• [SHORT EXERCISE] Copy each line that contains the word "Throttle".
■ ■ ■
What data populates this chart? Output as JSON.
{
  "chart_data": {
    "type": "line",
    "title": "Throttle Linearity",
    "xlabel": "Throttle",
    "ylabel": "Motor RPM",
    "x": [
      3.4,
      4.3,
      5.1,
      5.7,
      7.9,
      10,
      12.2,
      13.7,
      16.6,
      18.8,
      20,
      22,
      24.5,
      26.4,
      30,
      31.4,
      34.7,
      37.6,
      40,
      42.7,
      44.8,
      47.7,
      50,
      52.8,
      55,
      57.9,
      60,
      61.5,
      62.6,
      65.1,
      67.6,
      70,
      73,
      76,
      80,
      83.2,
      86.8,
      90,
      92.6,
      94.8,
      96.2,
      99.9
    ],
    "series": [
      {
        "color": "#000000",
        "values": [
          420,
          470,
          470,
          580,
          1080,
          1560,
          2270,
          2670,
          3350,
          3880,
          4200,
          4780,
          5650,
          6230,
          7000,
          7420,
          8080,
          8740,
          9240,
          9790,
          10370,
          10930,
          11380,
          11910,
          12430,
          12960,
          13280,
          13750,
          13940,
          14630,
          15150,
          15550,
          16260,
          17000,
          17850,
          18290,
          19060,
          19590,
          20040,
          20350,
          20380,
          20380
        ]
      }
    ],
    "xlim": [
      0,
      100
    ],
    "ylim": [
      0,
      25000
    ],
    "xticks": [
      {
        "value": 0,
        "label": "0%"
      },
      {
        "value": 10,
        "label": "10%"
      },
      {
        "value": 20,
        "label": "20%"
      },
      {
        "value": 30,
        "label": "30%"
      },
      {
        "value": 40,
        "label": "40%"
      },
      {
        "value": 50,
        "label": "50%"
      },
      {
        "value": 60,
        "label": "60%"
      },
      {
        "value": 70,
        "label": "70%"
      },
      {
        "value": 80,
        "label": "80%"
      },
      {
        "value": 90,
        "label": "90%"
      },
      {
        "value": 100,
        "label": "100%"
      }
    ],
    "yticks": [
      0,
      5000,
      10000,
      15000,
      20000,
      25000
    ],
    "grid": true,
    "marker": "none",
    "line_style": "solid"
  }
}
■ ■ ■
• [COMPLETE RESPONSE]
    "title": "Throttle Linearity",
    "xlabel": "Throttle",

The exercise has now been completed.